• **What to produce**
Would it be possible to write out each entry below exactly, without the pictures?

• **Extracted information**
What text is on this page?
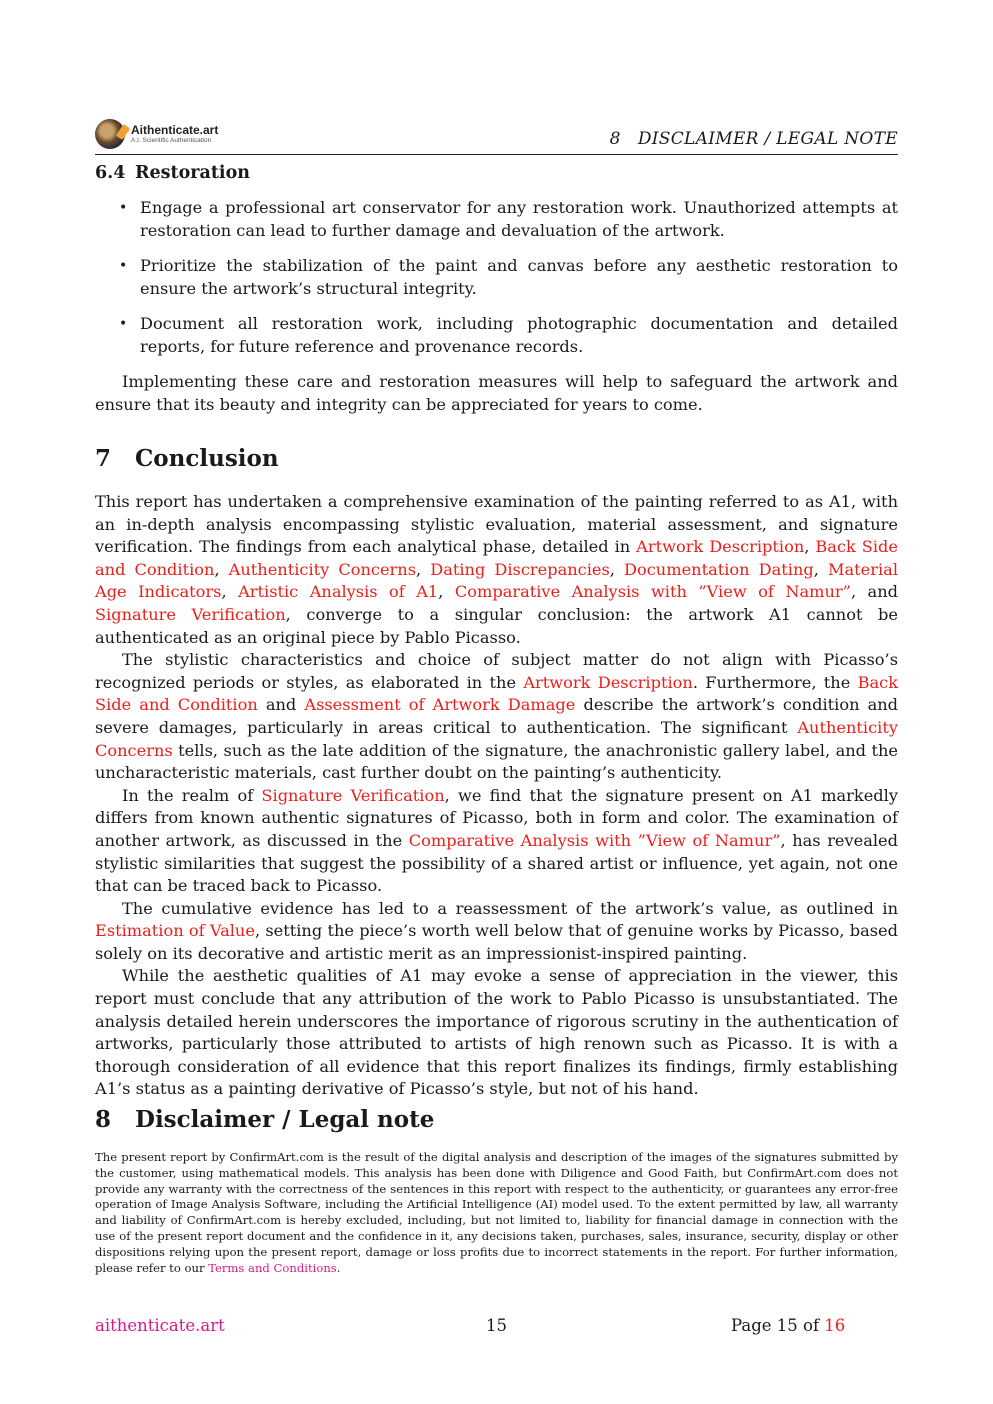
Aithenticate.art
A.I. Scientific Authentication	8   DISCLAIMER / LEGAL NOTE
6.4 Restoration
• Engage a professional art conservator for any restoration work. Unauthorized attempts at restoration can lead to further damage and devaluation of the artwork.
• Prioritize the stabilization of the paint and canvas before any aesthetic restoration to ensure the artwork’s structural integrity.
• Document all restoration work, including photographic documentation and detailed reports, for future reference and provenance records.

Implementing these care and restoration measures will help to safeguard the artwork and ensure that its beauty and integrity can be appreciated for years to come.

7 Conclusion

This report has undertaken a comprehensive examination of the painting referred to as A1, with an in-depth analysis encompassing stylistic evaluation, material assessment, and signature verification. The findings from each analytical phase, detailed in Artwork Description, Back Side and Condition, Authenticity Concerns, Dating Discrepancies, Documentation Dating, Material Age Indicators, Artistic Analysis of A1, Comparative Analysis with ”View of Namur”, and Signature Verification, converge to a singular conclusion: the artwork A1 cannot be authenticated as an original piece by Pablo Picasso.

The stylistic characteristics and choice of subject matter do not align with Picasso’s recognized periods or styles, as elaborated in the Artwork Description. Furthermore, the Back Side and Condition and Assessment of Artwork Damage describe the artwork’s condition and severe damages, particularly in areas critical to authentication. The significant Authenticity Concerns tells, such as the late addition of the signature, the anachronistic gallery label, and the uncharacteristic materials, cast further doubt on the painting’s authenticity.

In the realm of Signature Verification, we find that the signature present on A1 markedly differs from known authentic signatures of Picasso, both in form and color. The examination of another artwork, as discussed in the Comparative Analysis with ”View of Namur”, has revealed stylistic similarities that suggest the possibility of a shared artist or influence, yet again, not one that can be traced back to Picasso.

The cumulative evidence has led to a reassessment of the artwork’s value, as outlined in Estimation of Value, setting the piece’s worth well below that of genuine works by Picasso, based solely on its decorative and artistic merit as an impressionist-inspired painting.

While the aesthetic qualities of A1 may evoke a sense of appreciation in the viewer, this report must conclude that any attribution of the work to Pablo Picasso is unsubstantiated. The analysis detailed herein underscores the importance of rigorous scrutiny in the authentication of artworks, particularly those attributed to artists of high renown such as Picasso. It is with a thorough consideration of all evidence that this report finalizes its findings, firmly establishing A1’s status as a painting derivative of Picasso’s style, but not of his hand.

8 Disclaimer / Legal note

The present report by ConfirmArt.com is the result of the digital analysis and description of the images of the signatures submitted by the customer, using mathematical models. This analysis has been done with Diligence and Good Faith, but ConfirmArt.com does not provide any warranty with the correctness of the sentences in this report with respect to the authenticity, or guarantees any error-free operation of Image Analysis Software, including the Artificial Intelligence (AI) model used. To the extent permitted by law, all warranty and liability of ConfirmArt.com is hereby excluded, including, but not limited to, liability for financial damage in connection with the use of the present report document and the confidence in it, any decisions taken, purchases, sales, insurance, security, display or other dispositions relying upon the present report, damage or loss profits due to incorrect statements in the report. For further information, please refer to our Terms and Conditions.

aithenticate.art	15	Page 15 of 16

• **Complete response**
What text is on this page?
Aithenticate.art
A.I. Scientific Authentication	8   DISCLAIMER / LEGAL NOTE
6.4 Restoration
• Engage a professional art conservator for any restoration work. Unauthorized attempts at restoration can lead to further damage and devaluation of the artwork.
• Prioritize the stabilization of the paint and canvas before any aesthetic restoration to ensure the artwork’s structural integrity.
• Document all restoration work, including photographic documentation and detailed reports, for future reference and provenance records.

Implementing these care and restoration measures will help to safeguard the artwork and ensure that its beauty and integrity can be appreciated for years to come.

7 Conclusion

This report has undertaken a comprehensive examination of the painting referred to as A1, with an in-depth analysis encompassing stylistic evaluation, material assessment, and signature verification. The findings from each analytical phase, detailed in Artwork Description, Back Side and Condition, Authenticity Concerns, Dating Discrepancies, Documentation Dating, Material Age Indicators, Artistic Analysis of A1, Comparative Analysis with ”View of Namur”, and Signature Verification, converge to a singular conclusion: the artwork A1 cannot be authenticated as an original piece by Pablo Picasso.

The stylistic characteristics and choice of subject matter do not align with Picasso’s recognized periods or styles, as elaborated in the Artwork Description. Furthermore, the Back Side and Condition and Assessment of Artwork Damage describe the artwork’s condition and severe damages, particularly in areas critical to authentication. The significant Authenticity Concerns tells, such as the late addition of the signature, the anachronistic gallery label, and the uncharacteristic materials, cast further doubt on the painting’s authenticity.

In the realm of Signature Verification, we find that the signature present on A1 markedly differs from known authentic signatures of Picasso, both in form and color. The examination of another artwork, as discussed in the Comparative Analysis with ”View of Namur”, has revealed stylistic similarities that suggest the possibility of a shared artist or influence, yet again, not one that can be traced back to Picasso.

The cumulative evidence has led to a reassessment of the artwork’s value, as outlined in Estimation of Value, setting the piece’s worth well below that of genuine works by Picasso, based solely on its decorative and artistic merit as an impressionist-inspired painting.

While the aesthetic qualities of A1 may evoke a sense of appreciation in the viewer, this report must conclude that any attribution of the work to Pablo Picasso is unsubstantiated. The analysis detailed herein underscores the importance of rigorous scrutiny in the authentication of artworks, particularly those attributed to artists of high renown such as Picasso. It is with a thorough consideration of all evidence that this report finalizes its findings, firmly establishing A1’s status as a painting derivative of Picasso’s style, but not of his hand.

8 Disclaimer / Legal note

The present report by ConfirmArt.com is the result of the digital analysis and description of the images of the signatures submitted by the customer, using mathematical models. This analysis has been done with Diligence and Good Faith, but ConfirmArt.com does not provide any warranty with the correctness of the sentences in this report with respect to the authenticity, or guarantees any error-free operation of Image Analysis Software, including the Artificial Intelligence (AI) model used. To the extent permitted by law, all warranty and liability of ConfirmArt.com is hereby excluded, including, but not limited to, liability for financial damage in connection with the use of the present report document and the confidence in it, any decisions taken, purchases, sales, insurance, security, display or other dispositions relying upon the present report, damage or loss profits due to incorrect statements in the report. For further information, please refer to our Terms and Conditions.

aithenticate.art	15	Page 15 of 16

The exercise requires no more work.